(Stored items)
------------

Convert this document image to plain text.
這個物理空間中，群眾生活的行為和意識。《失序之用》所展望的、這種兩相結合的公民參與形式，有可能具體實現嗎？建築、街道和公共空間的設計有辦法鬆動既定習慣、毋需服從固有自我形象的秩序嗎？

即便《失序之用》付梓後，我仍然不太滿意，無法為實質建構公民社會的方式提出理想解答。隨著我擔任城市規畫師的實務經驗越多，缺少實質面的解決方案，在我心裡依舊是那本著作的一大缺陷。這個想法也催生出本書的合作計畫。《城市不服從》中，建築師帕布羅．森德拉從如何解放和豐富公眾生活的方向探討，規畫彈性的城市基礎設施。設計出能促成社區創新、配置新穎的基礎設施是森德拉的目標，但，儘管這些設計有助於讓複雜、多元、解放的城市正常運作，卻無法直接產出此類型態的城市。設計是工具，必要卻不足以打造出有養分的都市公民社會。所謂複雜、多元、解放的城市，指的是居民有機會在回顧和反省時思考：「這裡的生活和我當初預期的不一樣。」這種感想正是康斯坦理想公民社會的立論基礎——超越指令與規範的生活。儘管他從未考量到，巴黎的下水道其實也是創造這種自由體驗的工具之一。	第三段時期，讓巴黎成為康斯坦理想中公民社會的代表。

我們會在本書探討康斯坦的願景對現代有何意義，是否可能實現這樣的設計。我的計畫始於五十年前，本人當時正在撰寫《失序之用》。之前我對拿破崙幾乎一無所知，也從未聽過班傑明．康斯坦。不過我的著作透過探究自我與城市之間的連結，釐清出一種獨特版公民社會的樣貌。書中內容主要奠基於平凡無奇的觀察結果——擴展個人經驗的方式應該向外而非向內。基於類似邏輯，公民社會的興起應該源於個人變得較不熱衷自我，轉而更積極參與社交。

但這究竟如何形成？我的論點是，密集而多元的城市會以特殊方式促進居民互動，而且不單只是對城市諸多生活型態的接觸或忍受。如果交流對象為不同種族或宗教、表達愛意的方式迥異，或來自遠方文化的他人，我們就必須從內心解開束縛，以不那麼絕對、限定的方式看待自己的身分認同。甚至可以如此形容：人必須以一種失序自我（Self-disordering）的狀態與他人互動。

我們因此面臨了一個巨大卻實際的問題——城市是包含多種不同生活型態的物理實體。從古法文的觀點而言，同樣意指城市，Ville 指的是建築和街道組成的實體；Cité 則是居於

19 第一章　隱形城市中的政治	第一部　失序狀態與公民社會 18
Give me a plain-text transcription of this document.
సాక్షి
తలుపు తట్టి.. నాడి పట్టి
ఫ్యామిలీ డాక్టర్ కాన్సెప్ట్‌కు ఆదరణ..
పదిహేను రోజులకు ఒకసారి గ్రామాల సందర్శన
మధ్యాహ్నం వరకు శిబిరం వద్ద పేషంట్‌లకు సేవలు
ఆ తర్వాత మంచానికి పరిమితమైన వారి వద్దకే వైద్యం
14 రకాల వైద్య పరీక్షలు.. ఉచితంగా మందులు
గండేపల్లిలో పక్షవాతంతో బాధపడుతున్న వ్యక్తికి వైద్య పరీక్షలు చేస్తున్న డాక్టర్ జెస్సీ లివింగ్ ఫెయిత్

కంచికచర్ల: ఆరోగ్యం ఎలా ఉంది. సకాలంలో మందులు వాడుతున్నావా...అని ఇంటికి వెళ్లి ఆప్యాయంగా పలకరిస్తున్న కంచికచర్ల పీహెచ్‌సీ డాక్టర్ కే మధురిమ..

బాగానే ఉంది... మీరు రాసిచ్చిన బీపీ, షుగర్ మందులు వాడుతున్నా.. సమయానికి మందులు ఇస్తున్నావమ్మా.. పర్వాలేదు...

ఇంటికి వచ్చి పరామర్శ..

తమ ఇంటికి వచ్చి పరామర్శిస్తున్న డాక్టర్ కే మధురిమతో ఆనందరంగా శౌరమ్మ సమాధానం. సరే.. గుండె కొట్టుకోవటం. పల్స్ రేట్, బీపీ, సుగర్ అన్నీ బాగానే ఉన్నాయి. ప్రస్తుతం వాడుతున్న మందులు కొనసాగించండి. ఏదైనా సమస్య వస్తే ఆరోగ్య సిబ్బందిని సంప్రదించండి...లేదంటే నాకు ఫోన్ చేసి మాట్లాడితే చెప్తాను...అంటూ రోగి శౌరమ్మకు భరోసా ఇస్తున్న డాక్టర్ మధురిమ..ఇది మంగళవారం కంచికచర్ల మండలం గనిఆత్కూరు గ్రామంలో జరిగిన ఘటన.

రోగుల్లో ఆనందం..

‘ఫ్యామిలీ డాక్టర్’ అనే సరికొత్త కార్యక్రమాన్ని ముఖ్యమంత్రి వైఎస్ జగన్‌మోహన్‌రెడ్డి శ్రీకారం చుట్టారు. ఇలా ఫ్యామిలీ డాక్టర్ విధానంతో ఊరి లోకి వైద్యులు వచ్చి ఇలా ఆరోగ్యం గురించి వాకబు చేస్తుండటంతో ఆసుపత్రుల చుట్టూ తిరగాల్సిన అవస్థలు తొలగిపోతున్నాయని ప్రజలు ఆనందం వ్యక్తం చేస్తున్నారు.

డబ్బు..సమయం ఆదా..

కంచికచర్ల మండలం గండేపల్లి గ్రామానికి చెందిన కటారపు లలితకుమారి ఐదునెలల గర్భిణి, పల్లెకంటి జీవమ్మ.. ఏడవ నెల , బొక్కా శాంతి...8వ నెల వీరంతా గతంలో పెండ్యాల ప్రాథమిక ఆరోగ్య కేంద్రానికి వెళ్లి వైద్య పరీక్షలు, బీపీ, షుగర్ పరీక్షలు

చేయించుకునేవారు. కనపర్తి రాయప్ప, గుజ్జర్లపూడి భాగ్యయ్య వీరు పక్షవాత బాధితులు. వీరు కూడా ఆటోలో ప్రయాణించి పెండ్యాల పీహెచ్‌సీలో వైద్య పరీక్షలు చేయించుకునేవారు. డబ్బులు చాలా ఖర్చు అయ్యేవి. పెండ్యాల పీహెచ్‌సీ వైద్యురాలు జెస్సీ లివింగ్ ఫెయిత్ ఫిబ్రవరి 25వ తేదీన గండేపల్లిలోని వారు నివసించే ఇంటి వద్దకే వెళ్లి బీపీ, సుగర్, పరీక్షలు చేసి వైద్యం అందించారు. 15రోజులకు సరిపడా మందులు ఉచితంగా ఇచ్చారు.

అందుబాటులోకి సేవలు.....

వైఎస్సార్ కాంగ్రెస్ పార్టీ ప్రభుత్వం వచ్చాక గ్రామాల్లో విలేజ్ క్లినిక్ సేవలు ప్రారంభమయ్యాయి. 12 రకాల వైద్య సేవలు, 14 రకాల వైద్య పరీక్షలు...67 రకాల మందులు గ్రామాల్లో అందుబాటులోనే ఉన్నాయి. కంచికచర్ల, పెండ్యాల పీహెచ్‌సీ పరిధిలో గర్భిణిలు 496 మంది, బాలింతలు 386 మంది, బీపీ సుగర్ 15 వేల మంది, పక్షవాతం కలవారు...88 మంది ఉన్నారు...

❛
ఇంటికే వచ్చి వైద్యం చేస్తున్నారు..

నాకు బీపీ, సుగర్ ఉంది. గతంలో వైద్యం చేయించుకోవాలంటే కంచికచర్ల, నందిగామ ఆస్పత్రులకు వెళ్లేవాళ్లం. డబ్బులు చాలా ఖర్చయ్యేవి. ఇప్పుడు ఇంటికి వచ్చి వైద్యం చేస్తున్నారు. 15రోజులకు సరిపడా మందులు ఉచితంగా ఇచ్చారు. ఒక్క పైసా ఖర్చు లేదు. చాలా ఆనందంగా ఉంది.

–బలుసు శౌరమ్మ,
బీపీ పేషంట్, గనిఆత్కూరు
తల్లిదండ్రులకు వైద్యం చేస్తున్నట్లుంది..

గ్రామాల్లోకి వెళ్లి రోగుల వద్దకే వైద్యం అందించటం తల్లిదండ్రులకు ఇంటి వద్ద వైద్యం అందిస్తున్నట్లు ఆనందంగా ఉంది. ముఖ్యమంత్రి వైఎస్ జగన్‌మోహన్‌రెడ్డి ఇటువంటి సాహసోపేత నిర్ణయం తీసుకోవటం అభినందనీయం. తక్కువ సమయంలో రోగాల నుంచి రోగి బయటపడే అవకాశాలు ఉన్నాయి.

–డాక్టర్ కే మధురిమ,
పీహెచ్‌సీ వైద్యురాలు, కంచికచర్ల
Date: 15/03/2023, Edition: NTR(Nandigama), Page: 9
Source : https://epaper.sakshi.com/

------------

- EXERCISE: Copy every line of the entries above in which "document" occurs.

- REPLY:
Convert this document image to plain text.
Give me a plain-text transcription of this document.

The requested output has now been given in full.